> **Exercise**
Find each line holding the word "name" and give the number of such lines, nothing else.

(Collected data entries)
###

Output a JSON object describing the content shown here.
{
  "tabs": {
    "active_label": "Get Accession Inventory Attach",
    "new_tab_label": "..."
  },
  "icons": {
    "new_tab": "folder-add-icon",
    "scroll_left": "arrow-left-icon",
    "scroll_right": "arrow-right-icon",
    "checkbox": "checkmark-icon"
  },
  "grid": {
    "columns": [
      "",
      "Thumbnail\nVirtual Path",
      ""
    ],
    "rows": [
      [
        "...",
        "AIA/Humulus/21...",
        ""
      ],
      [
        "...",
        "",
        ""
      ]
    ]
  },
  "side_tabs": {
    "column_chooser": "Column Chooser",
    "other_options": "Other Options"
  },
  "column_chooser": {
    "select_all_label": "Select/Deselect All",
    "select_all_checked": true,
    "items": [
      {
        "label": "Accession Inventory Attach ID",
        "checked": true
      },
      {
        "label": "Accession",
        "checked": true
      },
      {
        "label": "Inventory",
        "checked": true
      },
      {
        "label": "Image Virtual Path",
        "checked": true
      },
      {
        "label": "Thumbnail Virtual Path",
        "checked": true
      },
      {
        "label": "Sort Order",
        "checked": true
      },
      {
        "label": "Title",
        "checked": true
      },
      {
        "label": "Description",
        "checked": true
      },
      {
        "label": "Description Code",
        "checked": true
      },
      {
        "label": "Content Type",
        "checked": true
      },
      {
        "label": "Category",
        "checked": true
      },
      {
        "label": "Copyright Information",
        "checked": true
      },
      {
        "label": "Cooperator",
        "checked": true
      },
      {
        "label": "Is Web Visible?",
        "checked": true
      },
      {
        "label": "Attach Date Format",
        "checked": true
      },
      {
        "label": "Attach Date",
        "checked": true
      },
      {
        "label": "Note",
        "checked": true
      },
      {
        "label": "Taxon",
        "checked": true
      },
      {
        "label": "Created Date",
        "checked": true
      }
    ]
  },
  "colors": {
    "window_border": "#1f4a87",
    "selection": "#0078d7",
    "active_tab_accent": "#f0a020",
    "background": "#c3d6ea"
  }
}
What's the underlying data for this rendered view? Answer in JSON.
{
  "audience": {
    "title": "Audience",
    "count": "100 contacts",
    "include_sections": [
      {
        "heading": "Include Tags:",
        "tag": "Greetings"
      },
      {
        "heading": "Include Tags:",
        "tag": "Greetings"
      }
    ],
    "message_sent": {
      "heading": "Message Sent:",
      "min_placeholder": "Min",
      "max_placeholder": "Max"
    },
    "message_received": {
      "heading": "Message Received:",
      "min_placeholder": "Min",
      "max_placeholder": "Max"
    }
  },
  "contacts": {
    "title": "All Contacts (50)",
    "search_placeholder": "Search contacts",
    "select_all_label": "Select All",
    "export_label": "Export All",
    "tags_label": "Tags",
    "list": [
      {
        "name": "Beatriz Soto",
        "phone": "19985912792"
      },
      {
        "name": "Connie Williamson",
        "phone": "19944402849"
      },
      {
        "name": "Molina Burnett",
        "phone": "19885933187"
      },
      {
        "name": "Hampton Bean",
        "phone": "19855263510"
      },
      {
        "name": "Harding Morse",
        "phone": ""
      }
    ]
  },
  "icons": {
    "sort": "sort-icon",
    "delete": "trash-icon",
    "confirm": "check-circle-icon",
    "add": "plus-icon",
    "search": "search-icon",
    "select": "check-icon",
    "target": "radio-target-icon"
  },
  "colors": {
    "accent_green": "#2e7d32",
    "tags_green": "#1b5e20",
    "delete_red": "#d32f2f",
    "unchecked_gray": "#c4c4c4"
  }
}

###

> **The output**
5